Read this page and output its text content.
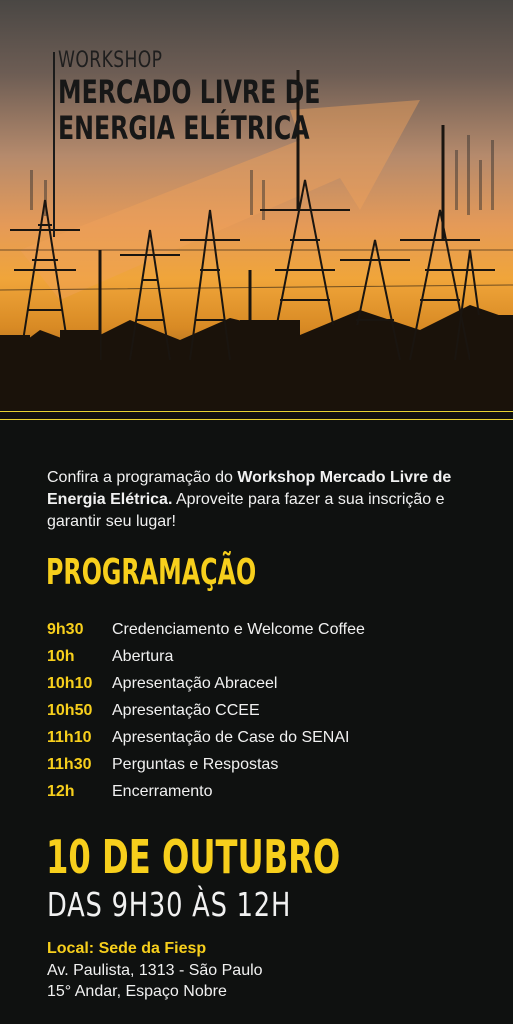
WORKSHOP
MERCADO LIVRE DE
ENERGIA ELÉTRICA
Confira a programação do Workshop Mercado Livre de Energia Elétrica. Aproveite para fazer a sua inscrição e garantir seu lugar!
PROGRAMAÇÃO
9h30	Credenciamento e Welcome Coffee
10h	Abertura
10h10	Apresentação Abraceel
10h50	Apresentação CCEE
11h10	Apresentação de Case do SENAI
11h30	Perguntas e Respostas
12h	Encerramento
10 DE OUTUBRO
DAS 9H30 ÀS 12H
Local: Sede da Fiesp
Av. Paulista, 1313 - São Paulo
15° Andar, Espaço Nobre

-*-

_EXERCISE BRIEF:_ Drop the pictures and reproduce the rest of the entries above exactly.

_EXERCISE OUTPUT:_
Read this page and output its text content.
WORKSHOP
MERCADO LIVRE DE
ENERGIA ELÉTRICA
Confira a programação do Workshop Mercado Livre de Energia Elétrica. Aproveite para fazer a sua inscrição e garantir seu lugar!
PROGRAMAÇÃO
9h30	Credenciamento e Welcome Coffee
10h	Abertura
10h10	Apresentação Abraceel
10h50	Apresentação CCEE
11h10	Apresentação de Case do SENAI
11h30	Perguntas e Respostas
12h	Encerramento
10 DE OUTUBRO
DAS 9H30 ÀS 12H
Local: Sede da Fiesp
Av. Paulista, 1313 - São Paulo
15° Andar, Espaço Nobre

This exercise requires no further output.